[Figure record extracts]
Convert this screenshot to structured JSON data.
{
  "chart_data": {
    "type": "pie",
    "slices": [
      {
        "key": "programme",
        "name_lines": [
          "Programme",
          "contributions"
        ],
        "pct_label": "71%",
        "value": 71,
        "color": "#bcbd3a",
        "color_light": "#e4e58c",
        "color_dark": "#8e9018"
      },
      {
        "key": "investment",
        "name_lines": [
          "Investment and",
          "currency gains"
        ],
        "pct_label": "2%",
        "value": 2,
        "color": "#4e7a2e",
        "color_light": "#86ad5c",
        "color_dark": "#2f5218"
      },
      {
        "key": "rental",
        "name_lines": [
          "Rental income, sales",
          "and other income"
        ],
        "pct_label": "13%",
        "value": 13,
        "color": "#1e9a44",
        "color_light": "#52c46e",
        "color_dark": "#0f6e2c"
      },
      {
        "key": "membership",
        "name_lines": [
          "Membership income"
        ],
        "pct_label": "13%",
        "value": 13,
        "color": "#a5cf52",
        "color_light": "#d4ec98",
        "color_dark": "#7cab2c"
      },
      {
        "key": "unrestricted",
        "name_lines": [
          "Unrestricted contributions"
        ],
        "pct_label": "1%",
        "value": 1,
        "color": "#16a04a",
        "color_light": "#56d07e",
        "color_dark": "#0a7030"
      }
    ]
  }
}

Your objective: Copy out all of the records shown above exactly.

Task response:
Convert this screenshot to structured JSON data.
{
  "chart_data": {
    "type": "pie",
    "slices": [
      {
        "key": "programme",
        "name_lines": [
          "Programme",
          "contributions"
        ],
        "pct_label": "71%",
        "value": 71,
        "color": "#bcbd3a",
        "color_light": "#e4e58c",
        "color_dark": "#8e9018"
      },
      {
        "key": "investment",
        "name_lines": [
          "Investment and",
          "currency gains"
        ],
        "pct_label": "2%",
        "value": 2,
        "color": "#4e7a2e",
        "color_light": "#86ad5c",
        "color_dark": "#2f5218"
      },
      {
        "key": "rental",
        "name_lines": [
          "Rental income, sales",
          "and other income"
        ],
        "pct_label": "13%",
        "value": 13,
        "color": "#1e9a44",
        "color_light": "#52c46e",
        "color_dark": "#0f6e2c"
      },
      {
        "key": "membership",
        "name_lines": [
          "Membership income"
        ],
        "pct_label": "13%",
        "value": 13,
        "color": "#a5cf52",
        "color_light": "#d4ec98",
        "color_dark": "#7cab2c"
      },
      {
        "key": "unrestricted",
        "name_lines": [
          "Unrestricted contributions"
        ],
        "pct_label": "1%",
        "value": 1,
        "color": "#16a04a",
        "color_light": "#56d07e",
        "color_dark": "#0a7030"
      }
    ]
  }
}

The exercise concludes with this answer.